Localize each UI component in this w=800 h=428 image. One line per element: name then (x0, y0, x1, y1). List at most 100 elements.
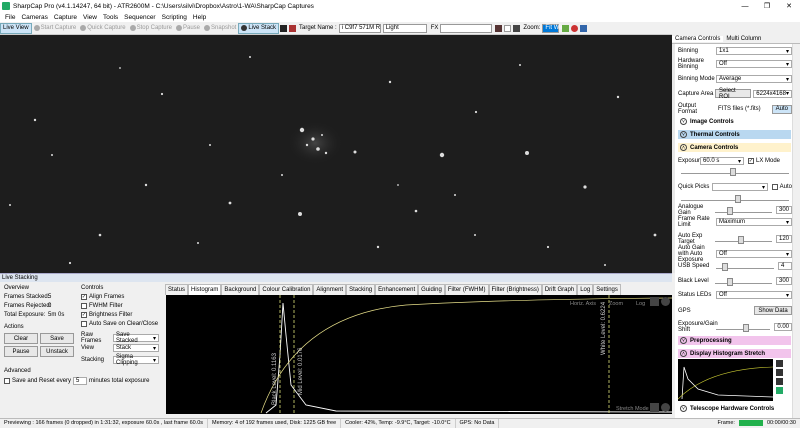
tab-background[interactable]: Background (221, 284, 260, 295)
stacking-select[interactable]: Sigma Clipping (113, 354, 159, 366)
live-stack-button[interactable]: Live Stack (238, 22, 280, 34)
status-leds-select[interactable]: Off (716, 291, 792, 299)
auto-exp-target-value[interactable]: 120 (775, 235, 792, 243)
tab-settings[interactable]: Settings (593, 284, 621, 295)
tab-multi-column[interactable]: Multi Column (723, 36, 764, 42)
menu-tools[interactable]: Tools (100, 14, 121, 21)
tab-drift-graph[interactable]: Drift Graph (541, 284, 578, 295)
black-level-value[interactable]: 300 (775, 277, 792, 285)
menu-cameras[interactable]: Cameras (18, 14, 50, 21)
live-view-button[interactable]: Live View (0, 22, 32, 34)
fwhm-filter-checkbox[interactable] (81, 303, 87, 309)
display-icon[interactable] (280, 24, 288, 32)
exposure-slider[interactable] (681, 168, 789, 176)
tab-status[interactable]: Status (165, 284, 189, 295)
auto-exp-target-slider[interactable] (715, 236, 772, 244)
tab-guiding[interactable]: Guiding (418, 284, 445, 295)
reset-icon[interactable] (776, 369, 783, 376)
binning-select[interactable]: 1x1 (716, 47, 792, 55)
start-capture-button[interactable]: Start Capture (32, 23, 79, 34)
tab-log[interactable]: Log (577, 284, 594, 295)
quick-picks-slider[interactable] (681, 195, 789, 203)
reset-icon[interactable] (661, 297, 670, 306)
lx-mode-checkbox[interactable]: ✓ (748, 158, 754, 164)
tab-stacking[interactable]: Stacking (346, 284, 376, 295)
exposure-select[interactable]: 60.0 s (700, 157, 744, 165)
minimize-icon[interactable]: — (734, 0, 756, 12)
zoom-combo[interactable]: Fit Win (542, 23, 564, 33)
lightning-icon[interactable] (776, 360, 783, 367)
tab-alignment[interactable]: Alignment (313, 284, 347, 295)
display-histogram-section[interactable]: ˄ Display Histogram Stretch (678, 349, 791, 358)
usb-speed-slider[interactable] (716, 263, 774, 271)
image-controls-section[interactable]: ˅ Image Controls (678, 117, 791, 126)
maximize-icon[interactable]: ❐ (756, 0, 778, 12)
show-data-button[interactable]: Show Data (754, 306, 792, 315)
quick-capture-button[interactable]: Quick Capture (78, 23, 127, 34)
save-reset-checkbox[interactable] (4, 378, 10, 384)
menu-view[interactable]: View (80, 14, 100, 21)
pause-stack-button[interactable]: Pause (4, 346, 38, 357)
select-roi-button[interactable]: Select ROI (715, 88, 752, 100)
usb-speed-value[interactable]: 4 (778, 262, 792, 270)
color-swatch-icon[interactable] (495, 24, 503, 32)
stretch-lightning-icon[interactable] (650, 403, 659, 412)
menu-help[interactable]: Help (190, 14, 209, 21)
stack-histogram[interactable]: Black Level: 0.1163 Mid Level: 0.0176 Wh… (166, 295, 672, 414)
reticle-icon[interactable] (289, 24, 297, 32)
output-format-value[interactable]: FITS files (*.fits) (716, 105, 772, 113)
raw-frames-select[interactable]: Save Stacked (113, 332, 159, 344)
right-panel-scrollbar[interactable] (792, 44, 800, 418)
align-frames-checkbox[interactable]: ✓ (81, 294, 87, 300)
lightning-icon[interactable] (650, 297, 659, 306)
mini-histogram[interactable] (677, 359, 774, 401)
stop-capture-button[interactable]: Stop Capture (128, 23, 174, 34)
frame-rate-select[interactable]: Maximum (716, 218, 792, 226)
clear-button[interactable]: Clear (4, 333, 38, 344)
record-icon[interactable] (571, 24, 579, 32)
exposure-gain-shift-slider[interactable] (716, 324, 771, 332)
quick-picks-select[interactable] (712, 183, 769, 191)
pause-button[interactable]: Pause (174, 23, 202, 34)
save-button[interactable]: Save (40, 333, 74, 344)
tab-histogram[interactable]: Histogram (188, 284, 222, 295)
analogue-gain-slider[interactable] (715, 207, 772, 215)
snapshot-button[interactable]: Snapshot (202, 23, 238, 34)
refresh-icon[interactable] (776, 378, 783, 385)
tab-enhancement[interactable]: Enhancement (375, 284, 419, 295)
thermal-controls-section[interactable]: ˅ Thermal Controls (678, 130, 791, 139)
preprocessing-section[interactable]: ˅ Preprocessing (678, 336, 791, 345)
telescope-section[interactable]: ˅ Telescope Hardware Controls (678, 404, 791, 413)
exposure-gain-shift-value[interactable]: 0.00 (774, 323, 792, 331)
capture-area-select[interactable]: 6224x4168 (753, 89, 792, 98)
histogram-icon[interactable] (562, 24, 570, 32)
auto-exposure-checkbox[interactable] (772, 184, 778, 190)
analogue-gain-value[interactable]: 300 (775, 206, 792, 214)
tab-filter-fwhm[interactable]: Filter (FWHM) (444, 284, 489, 295)
dark-swatch-icon[interactable] (513, 24, 521, 32)
tab-filter-brightness[interactable]: Filter (Brightness) (488, 284, 542, 295)
close-icon[interactable]: ✕ (778, 0, 800, 12)
fx-combo[interactable] (440, 23, 493, 33)
menu-scripting[interactable]: Scripting (159, 14, 190, 21)
auto-output-button[interactable]: Auto (771, 104, 792, 114)
white-swatch-icon[interactable] (504, 24, 512, 32)
target-name-combo[interactable]: i C9f7 571M R (338, 23, 381, 33)
tab-camera-controls[interactable]: Camera Controls (672, 36, 724, 42)
tab-colour-calibration[interactable]: Colour Calibration (259, 284, 314, 295)
black-level-slider[interactable] (715, 278, 772, 286)
auto-gain-select[interactable]: Off (716, 250, 792, 258)
camera-controls-section[interactable]: ˄ Camera Controls (678, 143, 791, 152)
menu-file[interactable]: File (2, 14, 18, 21)
settings-icon[interactable] (580, 24, 588, 32)
unstack-button[interactable]: Unstack (40, 346, 74, 357)
hw-binning-select[interactable]: Off (716, 60, 792, 68)
save-reset-minutes-input[interactable]: 5 (73, 377, 88, 385)
brightness-filter-checkbox[interactable]: ✓ (81, 312, 87, 318)
frame-type-combo[interactable]: Light (382, 23, 427, 33)
menu-sequencer[interactable]: Sequencer (121, 14, 158, 21)
menu-capture[interactable]: Capture (51, 14, 80, 21)
stretch-reset-icon[interactable] (661, 403, 670, 412)
binning-mode-select[interactable]: Average (716, 75, 792, 83)
auto-save-checkbox[interactable] (81, 321, 87, 327)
════
# YOUR TASK
Copy out all of the rows above word for word, leaving out the pictures.

# SOLUTION TO THE PROBLEM
Localize each UI component in this w=800 h=428 image. One line per element: name then (x0, y0, x1, y1). List at most 100 elements.
tab-background[interactable]: Background (221, 284, 260, 295)
stacking-select[interactable]: Sigma Clipping (113, 354, 159, 366)
live-stack-button[interactable]: Live Stack (238, 22, 280, 34)
status-leds-select[interactable]: Off (716, 291, 792, 299)
auto-exp-target-value[interactable]: 120 (775, 235, 792, 243)
tab-settings[interactable]: Settings (593, 284, 621, 295)
tab-multi-column[interactable]: Multi Column (723, 36, 764, 42)
menu-tools[interactable]: Tools (100, 14, 121, 21)
tab-drift-graph[interactable]: Drift Graph (541, 284, 578, 295)
black-level-value[interactable]: 300 (775, 277, 792, 285)
menu-cameras[interactable]: Cameras (18, 14, 50, 21)
live-view-button[interactable]: Live View (0, 22, 32, 34)
fwhm-filter-checkbox[interactable] (81, 303, 87, 309)
display-icon[interactable] (280, 24, 288, 32)
exposure-slider[interactable] (681, 168, 789, 176)
tab-status[interactable]: Status (165, 284, 189, 295)
auto-exp-target-slider[interactable] (715, 236, 772, 244)
tab-guiding[interactable]: Guiding (418, 284, 445, 295)
reset-icon[interactable] (776, 369, 783, 376)
binning-select[interactable]: 1x1 (716, 47, 792, 55)
start-capture-button[interactable]: Start Capture (32, 23, 79, 34)
tab-log[interactable]: Log (577, 284, 594, 295)
quick-picks-slider[interactable] (681, 195, 789, 203)
reset-icon[interactable] (661, 297, 670, 306)
lx-mode-checkbox[interactable]: ✓ (748, 158, 754, 164)
tab-stacking[interactable]: Stacking (346, 284, 376, 295)
exposure-select[interactable]: 60.0 s (700, 157, 744, 165)
minimize-icon[interactable]: — (734, 0, 756, 12)
zoom-combo[interactable]: Fit Win (542, 23, 564, 33)
lightning-icon[interactable] (776, 360, 783, 367)
tab-alignment[interactable]: Alignment (313, 284, 347, 295)
display-histogram-section[interactable]: ˄ Display Histogram Stretch (678, 349, 791, 358)
usb-speed-slider[interactable] (716, 263, 774, 271)
image-controls-section[interactable]: ˅ Image Controls (678, 117, 791, 126)
maximize-icon[interactable]: ❐ (756, 0, 778, 12)
show-data-button[interactable]: Show Data (754, 306, 792, 315)
quick-capture-button[interactable]: Quick Capture (78, 23, 127, 34)
save-reset-checkbox[interactable] (4, 378, 10, 384)
menu-view[interactable]: View (80, 14, 100, 21)
pause-stack-button[interactable]: Pause (4, 346, 38, 357)
select-roi-button[interactable]: Select ROI (715, 88, 752, 100)
usb-speed-value[interactable]: 4 (778, 262, 792, 270)
color-swatch-icon[interactable] (495, 24, 503, 32)
stretch-lightning-icon[interactable] (650, 403, 659, 412)
menu-help[interactable]: Help (190, 14, 209, 21)
stack-histogram[interactable]: Black Level: 0.1163 Mid Level: 0.0176 Wh… (166, 295, 672, 414)
reticle-icon[interactable] (289, 24, 297, 32)
output-format-value[interactable]: FITS files (*.fits) (716, 105, 772, 113)
raw-frames-select[interactable]: Save Stacked (113, 332, 159, 344)
right-panel-scrollbar[interactable] (792, 44, 800, 418)
align-frames-checkbox[interactable]: ✓ (81, 294, 87, 300)
lightning-icon[interactable] (650, 297, 659, 306)
mini-histogram[interactable] (677, 359, 774, 401)
stop-capture-button[interactable]: Stop Capture (128, 23, 174, 34)
frame-rate-select[interactable]: Maximum (716, 218, 792, 226)
clear-button[interactable]: Clear (4, 333, 38, 344)
record-icon[interactable] (571, 24, 579, 32)
exposure-gain-shift-slider[interactable] (716, 324, 771, 332)
quick-picks-select[interactable] (712, 183, 769, 191)
pause-button[interactable]: Pause (174, 23, 202, 34)
save-button[interactable]: Save (40, 333, 74, 344)
tab-histogram[interactable]: Histogram (188, 284, 222, 295)
analogue-gain-slider[interactable] (715, 207, 772, 215)
snapshot-button[interactable]: Snapshot (202, 23, 238, 34)
refresh-icon[interactable] (776, 378, 783, 385)
tab-enhancement[interactable]: Enhancement (375, 284, 419, 295)
thermal-controls-section[interactable]: ˅ Thermal Controls (678, 130, 791, 139)
preprocessing-section[interactable]: ˅ Preprocessing (678, 336, 791, 345)
telescope-section[interactable]: ˅ Telescope Hardware Controls (678, 404, 791, 413)
exposure-gain-shift-value[interactable]: 0.00 (774, 323, 792, 331)
capture-area-select[interactable]: 6224x4168 (753, 89, 792, 98)
histogram-icon[interactable] (562, 24, 570, 32)
auto-exposure-checkbox[interactable] (772, 184, 778, 190)
analogue-gain-value[interactable]: 300 (775, 206, 792, 214)
tab-filter-fwhm[interactable]: Filter (FWHM) (444, 284, 489, 295)
dark-swatch-icon[interactable] (513, 24, 521, 32)
tab-filter-brightness[interactable]: Filter (Brightness) (488, 284, 542, 295)
close-icon[interactable]: ✕ (778, 0, 800, 12)
fx-combo[interactable] (440, 23, 493, 33)
menu-scripting[interactable]: Scripting (159, 14, 190, 21)
auto-output-button[interactable]: Auto (771, 104, 792, 114)
white-swatch-icon[interactable] (504, 24, 512, 32)
target-name-combo[interactable]: i C9f7 571M R (338, 23, 381, 33)
tab-camera-controls[interactable]: Camera Controls (672, 36, 724, 42)
tab-colour-calibration[interactable]: Colour Calibration (259, 284, 314, 295)
black-level-slider[interactable] (715, 278, 772, 286)
auto-gain-select[interactable]: Off (716, 250, 792, 258)
camera-controls-section[interactable]: ˄ Camera Controls (678, 143, 791, 152)
menu-file[interactable]: File (2, 14, 18, 21)
settings-icon[interactable] (580, 24, 588, 32)
unstack-button[interactable]: Unstack (40, 346, 74, 357)
hw-binning-select[interactable]: Off (716, 60, 792, 68)
save-reset-minutes-input[interactable]: 5 (73, 377, 88, 385)
brightness-filter-checkbox[interactable]: ✓ (81, 312, 87, 318)
frame-type-combo[interactable]: Light (382, 23, 427, 33)
menu-sequencer[interactable]: Sequencer (121, 14, 158, 21)
menu-capture[interactable]: Capture (51, 14, 80, 21)
stretch-reset-icon[interactable] (661, 403, 670, 412)
binning-mode-select[interactable]: Average (716, 75, 792, 83)
auto-save-checkbox[interactable] (81, 321, 87, 327)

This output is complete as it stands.